**Data**
____

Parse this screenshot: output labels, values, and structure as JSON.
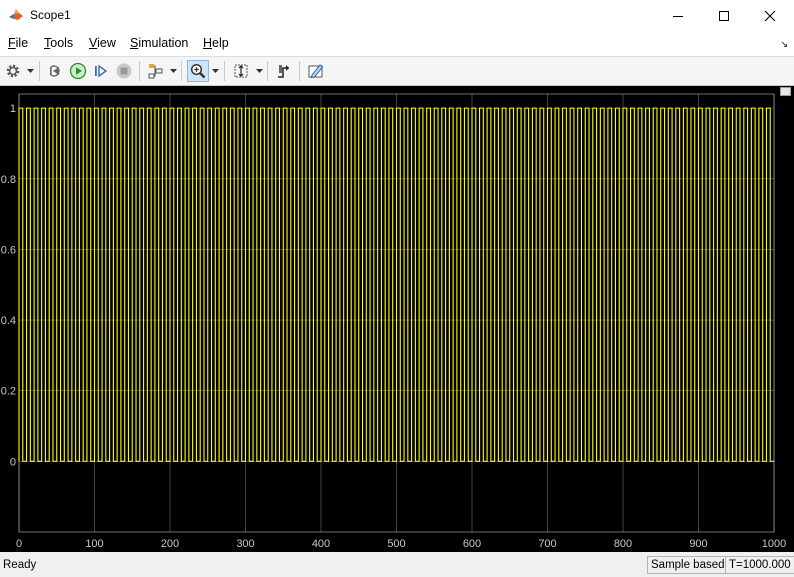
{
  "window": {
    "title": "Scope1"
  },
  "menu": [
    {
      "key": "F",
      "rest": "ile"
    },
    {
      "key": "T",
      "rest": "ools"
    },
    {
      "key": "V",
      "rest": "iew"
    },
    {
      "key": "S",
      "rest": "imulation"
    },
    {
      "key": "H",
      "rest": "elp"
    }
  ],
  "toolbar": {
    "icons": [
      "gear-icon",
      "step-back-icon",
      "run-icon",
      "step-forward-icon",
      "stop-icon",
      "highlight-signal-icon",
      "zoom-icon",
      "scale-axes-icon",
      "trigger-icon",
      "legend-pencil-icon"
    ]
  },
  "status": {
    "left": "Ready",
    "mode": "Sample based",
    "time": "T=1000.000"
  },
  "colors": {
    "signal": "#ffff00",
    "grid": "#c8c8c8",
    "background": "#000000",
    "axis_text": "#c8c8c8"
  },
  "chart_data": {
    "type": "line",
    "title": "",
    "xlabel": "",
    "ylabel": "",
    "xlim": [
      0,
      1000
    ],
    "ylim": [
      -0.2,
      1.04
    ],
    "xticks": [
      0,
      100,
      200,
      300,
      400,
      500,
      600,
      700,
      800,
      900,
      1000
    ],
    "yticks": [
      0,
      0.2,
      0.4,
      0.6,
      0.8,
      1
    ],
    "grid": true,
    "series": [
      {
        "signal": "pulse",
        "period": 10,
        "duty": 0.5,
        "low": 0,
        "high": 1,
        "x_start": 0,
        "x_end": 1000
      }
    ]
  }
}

____

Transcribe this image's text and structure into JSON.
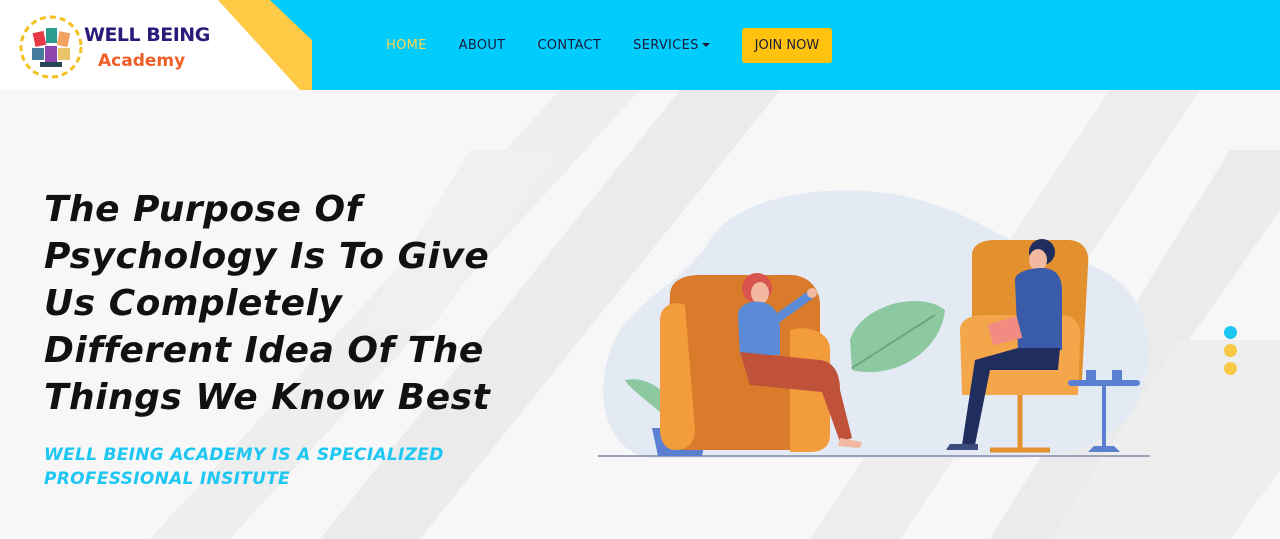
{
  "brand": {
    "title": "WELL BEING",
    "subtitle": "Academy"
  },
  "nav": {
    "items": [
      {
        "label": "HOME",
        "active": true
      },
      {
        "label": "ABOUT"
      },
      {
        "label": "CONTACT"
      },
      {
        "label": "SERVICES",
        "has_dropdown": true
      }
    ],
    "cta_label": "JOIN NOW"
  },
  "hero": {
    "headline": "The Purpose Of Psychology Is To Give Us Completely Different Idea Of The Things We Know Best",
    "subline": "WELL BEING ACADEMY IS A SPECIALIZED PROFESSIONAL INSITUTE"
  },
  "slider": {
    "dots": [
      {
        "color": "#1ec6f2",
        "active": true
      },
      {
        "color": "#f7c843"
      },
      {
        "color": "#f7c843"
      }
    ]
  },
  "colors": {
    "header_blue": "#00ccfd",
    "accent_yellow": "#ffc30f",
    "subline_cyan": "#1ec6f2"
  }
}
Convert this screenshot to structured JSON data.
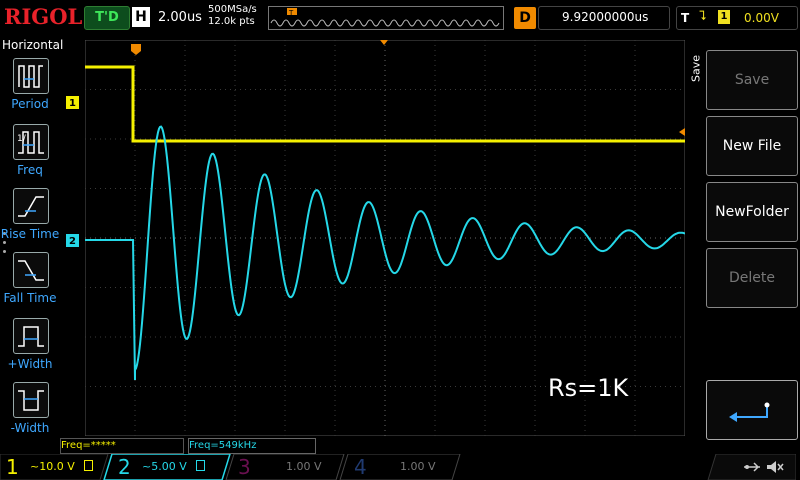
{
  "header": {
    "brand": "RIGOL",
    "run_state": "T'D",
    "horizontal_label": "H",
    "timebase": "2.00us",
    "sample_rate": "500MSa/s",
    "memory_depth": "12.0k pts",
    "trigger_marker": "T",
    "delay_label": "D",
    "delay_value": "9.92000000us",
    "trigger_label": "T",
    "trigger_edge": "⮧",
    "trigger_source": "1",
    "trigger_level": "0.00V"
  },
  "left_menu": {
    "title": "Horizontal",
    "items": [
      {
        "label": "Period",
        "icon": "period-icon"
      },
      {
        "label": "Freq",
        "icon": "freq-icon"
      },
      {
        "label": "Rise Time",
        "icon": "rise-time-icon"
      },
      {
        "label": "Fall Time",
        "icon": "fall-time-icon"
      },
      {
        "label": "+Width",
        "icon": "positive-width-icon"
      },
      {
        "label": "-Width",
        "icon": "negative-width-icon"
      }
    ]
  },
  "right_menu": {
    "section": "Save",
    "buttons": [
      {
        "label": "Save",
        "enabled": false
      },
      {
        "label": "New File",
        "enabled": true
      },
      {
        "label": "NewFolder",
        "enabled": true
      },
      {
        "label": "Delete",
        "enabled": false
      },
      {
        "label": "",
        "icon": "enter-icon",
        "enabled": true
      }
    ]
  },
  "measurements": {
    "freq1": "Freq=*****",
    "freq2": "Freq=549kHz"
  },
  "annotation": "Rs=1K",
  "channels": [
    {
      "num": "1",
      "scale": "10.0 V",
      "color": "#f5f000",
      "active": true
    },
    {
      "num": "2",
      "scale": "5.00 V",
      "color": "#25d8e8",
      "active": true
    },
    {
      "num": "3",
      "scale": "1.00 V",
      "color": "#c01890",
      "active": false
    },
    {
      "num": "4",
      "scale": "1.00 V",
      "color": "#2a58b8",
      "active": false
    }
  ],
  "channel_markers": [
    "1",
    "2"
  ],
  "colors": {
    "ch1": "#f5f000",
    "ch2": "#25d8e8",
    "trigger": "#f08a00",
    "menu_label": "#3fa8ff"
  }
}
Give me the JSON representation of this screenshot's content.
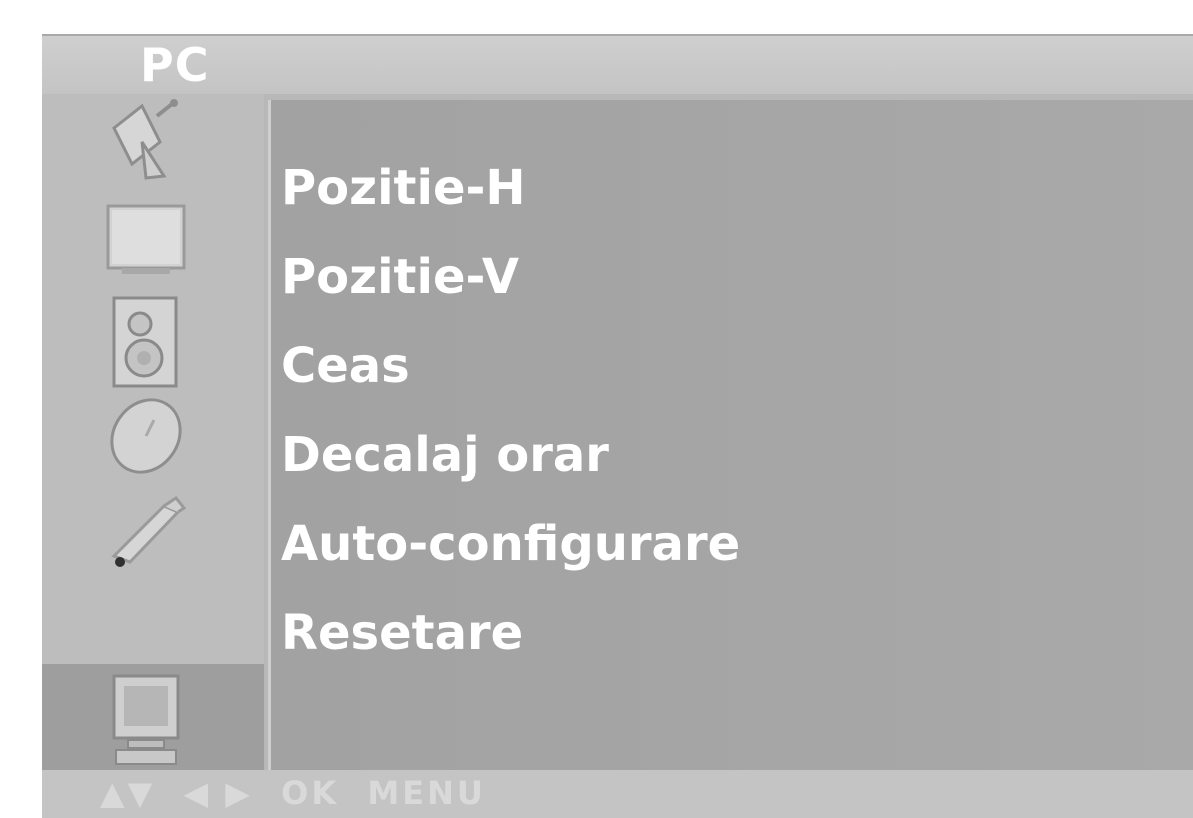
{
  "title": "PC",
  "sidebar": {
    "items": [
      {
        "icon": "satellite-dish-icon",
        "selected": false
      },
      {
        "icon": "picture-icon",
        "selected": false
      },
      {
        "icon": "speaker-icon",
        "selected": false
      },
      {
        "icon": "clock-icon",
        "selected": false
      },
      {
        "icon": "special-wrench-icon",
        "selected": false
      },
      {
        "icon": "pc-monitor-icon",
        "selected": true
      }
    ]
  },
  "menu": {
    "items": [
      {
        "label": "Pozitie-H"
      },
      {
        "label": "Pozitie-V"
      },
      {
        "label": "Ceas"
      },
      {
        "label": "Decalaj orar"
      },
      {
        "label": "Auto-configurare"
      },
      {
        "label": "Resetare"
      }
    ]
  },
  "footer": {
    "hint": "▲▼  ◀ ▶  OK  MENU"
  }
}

____

List the lines of the material in which the word "signal" occurs.

**Solution to this exercise**
      "highlight-signal-icon",
    "signal": "#ffff00",
        "signal": "pulse",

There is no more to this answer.